**DATA RECORDS:**
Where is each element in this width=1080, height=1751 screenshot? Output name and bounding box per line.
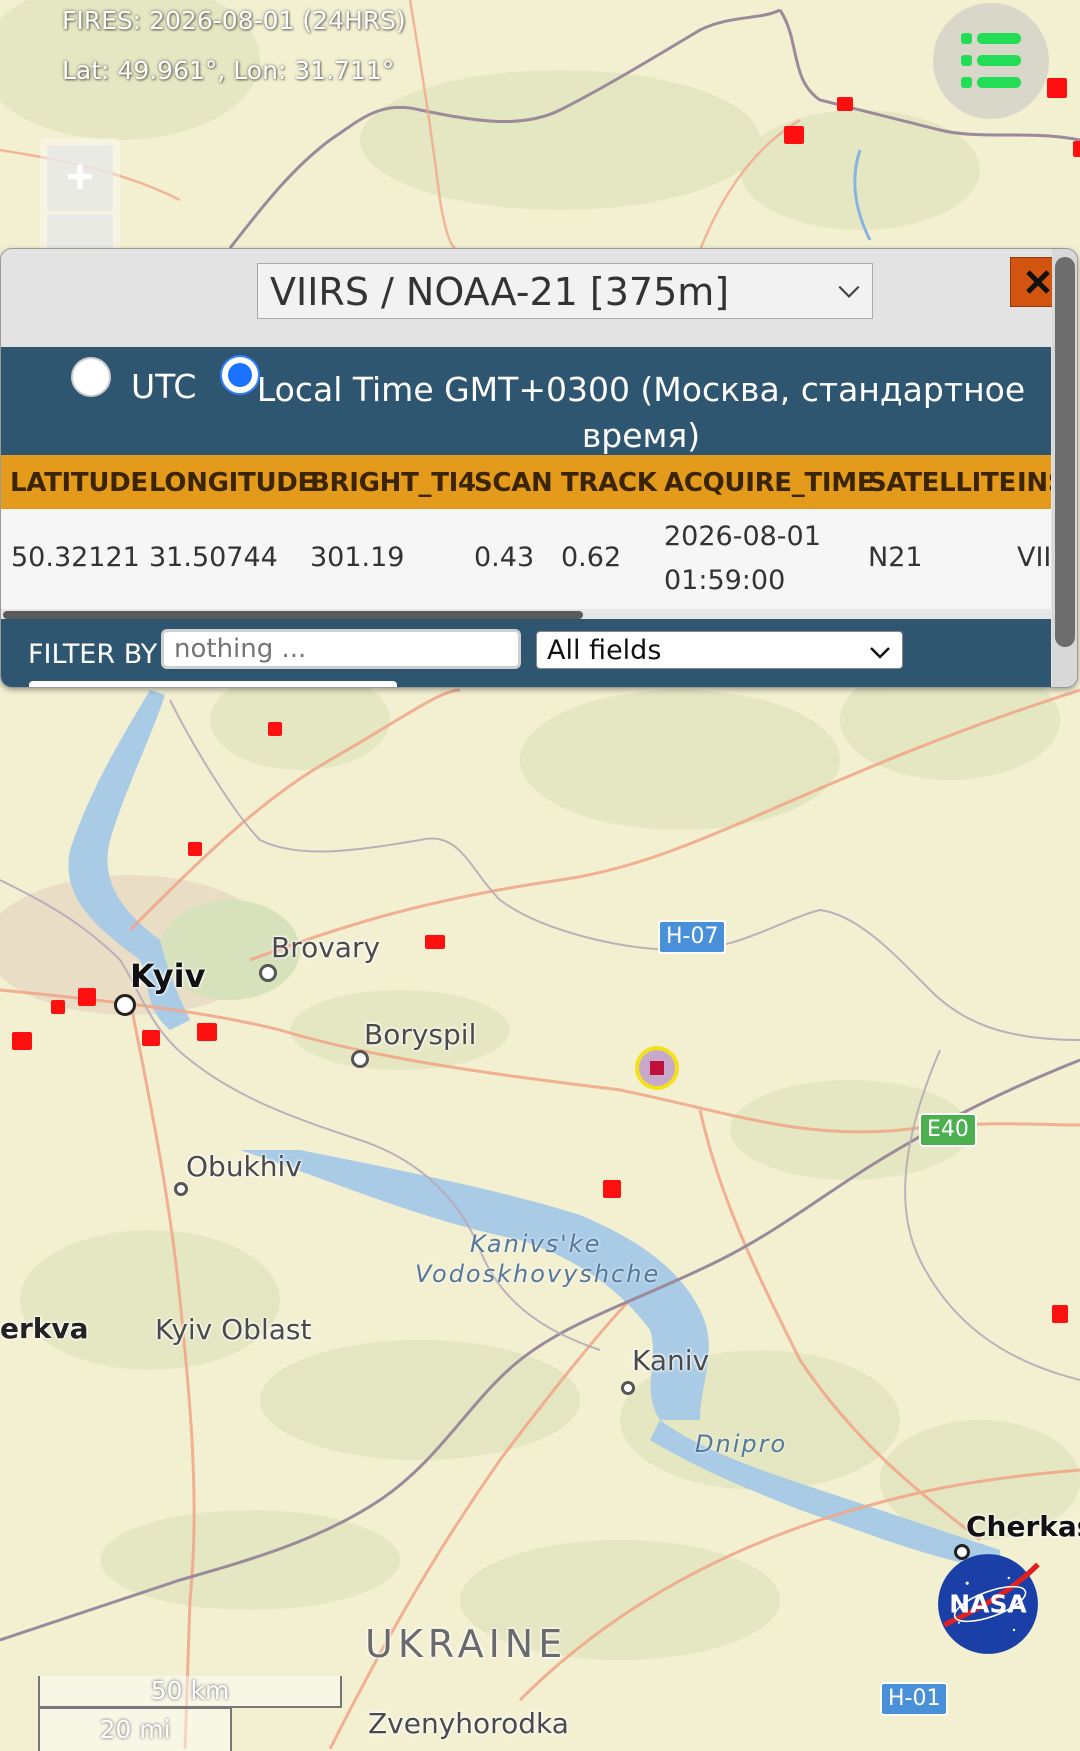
time-zone-selector: UTC Local Time GMT+0300 (Москва, стандар… — [1, 347, 1051, 455]
table-row[interactable]: 50.32121 31.50744 301.19 0.43 0.62 2026-… — [1, 509, 1051, 609]
chevron-down-icon — [870, 647, 890, 659]
cell-bright-ti4: 301.19 — [310, 542, 405, 573]
city-label-obukhiv: Obukhiv — [186, 1150, 302, 1183]
filter-field-select-value: All fields — [547, 635, 662, 666]
fire-info-panel: VIIRS / NOAA-21 [375m] UTC Local Time GM… — [0, 248, 1078, 688]
vertical-scrollbar-thumb[interactable] — [1055, 257, 1075, 647]
cell-acquire-date: 2026-08-01 — [664, 521, 821, 552]
city-label-boryspil: Boryspil — [364, 1018, 477, 1051]
city-label-zvenyhorodka: Zvenyhorodka — [368, 1707, 569, 1740]
water-label-reservoir-2: Vodoskhovyshche — [415, 1260, 661, 1288]
cell-satellite: N21 — [868, 542, 923, 573]
road-shield-h01: H-01 — [880, 1682, 949, 1716]
column-header[interactable]: SCAN — [474, 468, 553, 498]
cursor-coordinates: Lat: 49.961°, Lon: 31.711° — [62, 56, 395, 85]
svg-text:NASA: NASA — [949, 1589, 1027, 1618]
filter-bar: FILTER BY All fields — [1, 619, 1051, 687]
local-time-radio-label: Local Time GMT+0300 (Москва, стандартное… — [256, 370, 1026, 455]
fire-marker[interactable] — [837, 97, 853, 111]
zoom-in-button[interactable]: + — [47, 145, 113, 211]
close-icon — [1026, 270, 1050, 294]
fire-marker[interactable] — [51, 1000, 65, 1014]
city-marker-kaniv — [621, 1381, 635, 1395]
column-header[interactable]: LATITUDE — [10, 468, 148, 498]
scale-bar-km: 50 km — [38, 1676, 342, 1708]
city-label-cherkasy: Cherkasy — [966, 1510, 1080, 1543]
city-label-brovary: Brovary — [271, 931, 381, 964]
scale-bar-mi: 20 mi — [38, 1707, 232, 1751]
city-marker-boryspil — [351, 1050, 369, 1068]
fire-marker[interactable] — [784, 126, 804, 144]
nasa-logo: NASA — [938, 1554, 1040, 1654]
cell-instrument: VII — [1017, 542, 1051, 573]
column-header[interactable]: SATELLITE — [868, 468, 1016, 498]
utc-radio[interactable] — [71, 357, 111, 397]
fire-marker[interactable] — [142, 1030, 160, 1046]
column-header[interactable]: INS — [1017, 468, 1051, 498]
column-header[interactable]: BRIGHT_TI4 — [310, 468, 476, 498]
table-header-row: LATITUDE LONGITUDE BRIGHT_TI4 SCAN TRACK… — [1, 455, 1051, 509]
country-label: UKRAINE — [365, 1622, 568, 1666]
road-shield-h07: H-07 — [658, 920, 727, 954]
menu-button[interactable] — [933, 3, 1049, 119]
city-marker-kyiv — [114, 994, 136, 1016]
horizontal-scrollbar-thumb[interactable] — [3, 611, 583, 619]
filter-label: FILTER BY — [28, 639, 158, 670]
chevron-down-icon — [838, 285, 860, 298]
cell-longitude: 31.50744 — [149, 542, 278, 573]
fire-marker[interactable] — [1052, 1305, 1068, 1323]
cell-acquire-time: 01:59:00 — [664, 565, 786, 596]
city-label-kyiv: Kyiv — [130, 957, 206, 995]
satellite-select[interactable]: VIIRS / NOAA-21 [375m] — [257, 263, 873, 319]
city-label-kaniv: Kaniv — [632, 1344, 710, 1377]
satellite-select-value: VIIRS / NOAA-21 [375m] — [270, 270, 730, 314]
filter-input[interactable] — [161, 629, 521, 669]
fire-marker[interactable] — [197, 1023, 217, 1041]
utc-radio-label: UTC — [131, 367, 197, 406]
fire-marker[interactable] — [268, 722, 282, 736]
selected-fire-marker[interactable] — [635, 1046, 679, 1090]
fires-date-title: FIRES: 2026-08-01 (24HRS) — [62, 6, 406, 35]
fire-marker[interactable] — [188, 842, 202, 856]
fire-marker[interactable] — [78, 988, 96, 1006]
city-marker-obukhiv — [174, 1182, 188, 1196]
secondary-filter-select[interactable] — [29, 681, 397, 687]
column-header[interactable]: ACQUIRE_TIME — [664, 468, 875, 498]
filter-field-select[interactable]: All fields — [536, 631, 903, 669]
cell-scan: 0.43 — [474, 542, 535, 573]
road-shield-e40: E40 — [919, 1113, 977, 1147]
fire-marker[interactable] — [1047, 78, 1067, 98]
cell-latitude: 50.32121 — [11, 542, 140, 573]
fire-marker[interactable] — [603, 1180, 621, 1198]
fire-marker[interactable] — [425, 935, 445, 949]
region-label-kyiv-oblast: Kyiv Oblast — [155, 1313, 312, 1346]
city-label-bila-tserkva: erkva — [0, 1312, 89, 1345]
fire-marker[interactable] — [1073, 141, 1080, 157]
water-label-reservoir: Kanivs'ke — [470, 1230, 602, 1258]
cell-track: 0.62 — [561, 542, 622, 573]
water-label-dnipro: Dnipro — [695, 1430, 788, 1458]
column-header[interactable]: LONGITUDE — [149, 468, 315, 498]
fire-marker[interactable] — [12, 1032, 32, 1050]
city-marker-brovary — [259, 964, 277, 982]
column-header[interactable]: TRACK — [561, 468, 657, 498]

**PROBLEM TO SOLVE:**
Reproduce the whole listing above word for word, omitting the picture.

**PROBLEM SOLUTION:**
Where is each element in this width=1080, height=1751 screenshot? Output name and bounding box per line.
time-zone-selector: UTC Local Time GMT+0300 (Москва, стандар… — [1, 347, 1051, 455]
table-row[interactable]: 50.32121 31.50744 301.19 0.43 0.62 2026-… — [1, 509, 1051, 609]
chevron-down-icon — [870, 647, 890, 659]
cell-bright-ti4: 301.19 — [310, 542, 405, 573]
city-label-obukhiv: Obukhiv — [186, 1150, 302, 1183]
filter-field-select-value: All fields — [547, 635, 662, 666]
fire-info-panel: VIIRS / NOAA-21 [375m] UTC Local Time GM… — [0, 248, 1078, 688]
vertical-scrollbar-thumb[interactable] — [1055, 257, 1075, 647]
cell-acquire-date: 2026-08-01 — [664, 521, 821, 552]
city-label-boryspil: Boryspil — [364, 1018, 477, 1051]
city-label-zvenyhorodka: Zvenyhorodka — [368, 1707, 569, 1740]
water-label-reservoir-2: Vodoskhovyshche — [415, 1260, 661, 1288]
cell-satellite: N21 — [868, 542, 923, 573]
road-shield-h01: H-01 — [880, 1682, 949, 1716]
column-header[interactable]: SCAN — [474, 468, 553, 498]
cursor-coordinates: Lat: 49.961°, Lon: 31.711° — [62, 56, 395, 85]
svg-text:NASA: NASA — [949, 1589, 1027, 1618]
filter-bar: FILTER BY All fields — [1, 619, 1051, 687]
local-time-radio-label: Local Time GMT+0300 (Москва, стандартное… — [256, 370, 1026, 455]
fire-marker[interactable] — [837, 97, 853, 111]
zoom-in-button[interactable]: + — [47, 145, 113, 211]
close-icon — [1026, 270, 1050, 294]
fire-marker[interactable] — [51, 1000, 65, 1014]
city-marker-kaniv — [621, 1381, 635, 1395]
column-header[interactable]: LATITUDE — [10, 468, 148, 498]
scale-bar-km: 50 km — [38, 1676, 342, 1708]
city-label-cherkasy: Cherkasy — [966, 1510, 1080, 1543]
city-label-brovary: Brovary — [271, 931, 381, 964]
scale-bar-mi: 20 mi — [38, 1707, 232, 1751]
city-marker-boryspil — [351, 1050, 369, 1068]
fire-marker[interactable] — [784, 126, 804, 144]
nasa-logo: NASA — [938, 1554, 1040, 1654]
cell-instrument: VII — [1017, 542, 1051, 573]
column-header[interactable]: SATELLITE — [868, 468, 1016, 498]
utc-radio[interactable] — [71, 357, 111, 397]
fire-marker[interactable] — [142, 1030, 160, 1046]
column-header[interactable]: INS — [1017, 468, 1051, 498]
column-header[interactable]: BRIGHT_TI4 — [310, 468, 476, 498]
table-header-row: LATITUDE LONGITUDE BRIGHT_TI4 SCAN TRACK… — [1, 455, 1051, 509]
country-label: UKRAINE — [365, 1622, 568, 1666]
road-shield-h07: H-07 — [658, 920, 727, 954]
menu-button[interactable] — [933, 3, 1049, 119]
city-marker-kyiv — [114, 994, 136, 1016]
horizontal-scrollbar-thumb[interactable] — [3, 611, 583, 619]
filter-label: FILTER BY — [28, 639, 158, 670]
chevron-down-icon — [838, 285, 860, 298]
cell-longitude: 31.50744 — [149, 542, 278, 573]
fire-marker[interactable] — [1052, 1305, 1068, 1323]
cell-acquire-time: 01:59:00 — [664, 565, 786, 596]
city-label-kyiv: Kyiv — [130, 957, 206, 995]
satellite-select[interactable]: VIIRS / NOAA-21 [375m] — [257, 263, 873, 319]
city-label-kaniv: Kaniv — [632, 1344, 710, 1377]
satellite-select-value: VIIRS / NOAA-21 [375m] — [270, 270, 730, 314]
filter-input[interactable] — [161, 629, 521, 669]
fire-marker[interactable] — [197, 1023, 217, 1041]
utc-radio-label: UTC — [131, 367, 197, 406]
fire-marker[interactable] — [268, 722, 282, 736]
selected-fire-marker[interactable] — [635, 1046, 679, 1090]
fires-date-title: FIRES: 2026-08-01 (24HRS) — [62, 6, 406, 35]
fire-marker[interactable] — [188, 842, 202, 856]
fire-marker[interactable] — [78, 988, 96, 1006]
city-marker-obukhiv — [174, 1182, 188, 1196]
secondary-filter-select[interactable] — [29, 681, 397, 687]
column-header[interactable]: ACQUIRE_TIME — [664, 468, 875, 498]
filter-field-select[interactable]: All fields — [536, 631, 903, 669]
cell-scan: 0.43 — [474, 542, 535, 573]
road-shield-e40: E40 — [919, 1113, 977, 1147]
fire-marker[interactable] — [1047, 78, 1067, 98]
cell-latitude: 50.32121 — [11, 542, 140, 573]
fire-marker[interactable] — [603, 1180, 621, 1198]
fire-marker[interactable] — [425, 935, 445, 949]
region-label-kyiv-oblast: Kyiv Oblast — [155, 1313, 312, 1346]
city-label-bila-tserkva: erkva — [0, 1312, 89, 1345]
fire-marker[interactable] — [1073, 141, 1080, 157]
water-label-reservoir: Kanivs'ke — [470, 1230, 602, 1258]
cell-track: 0.62 — [561, 542, 622, 573]
water-label-dnipro: Dnipro — [695, 1430, 788, 1458]
column-header[interactable]: LONGITUDE — [149, 468, 315, 498]
fire-marker[interactable] — [12, 1032, 32, 1050]
city-marker-brovary — [259, 964, 277, 982]
column-header[interactable]: TRACK — [561, 468, 657, 498]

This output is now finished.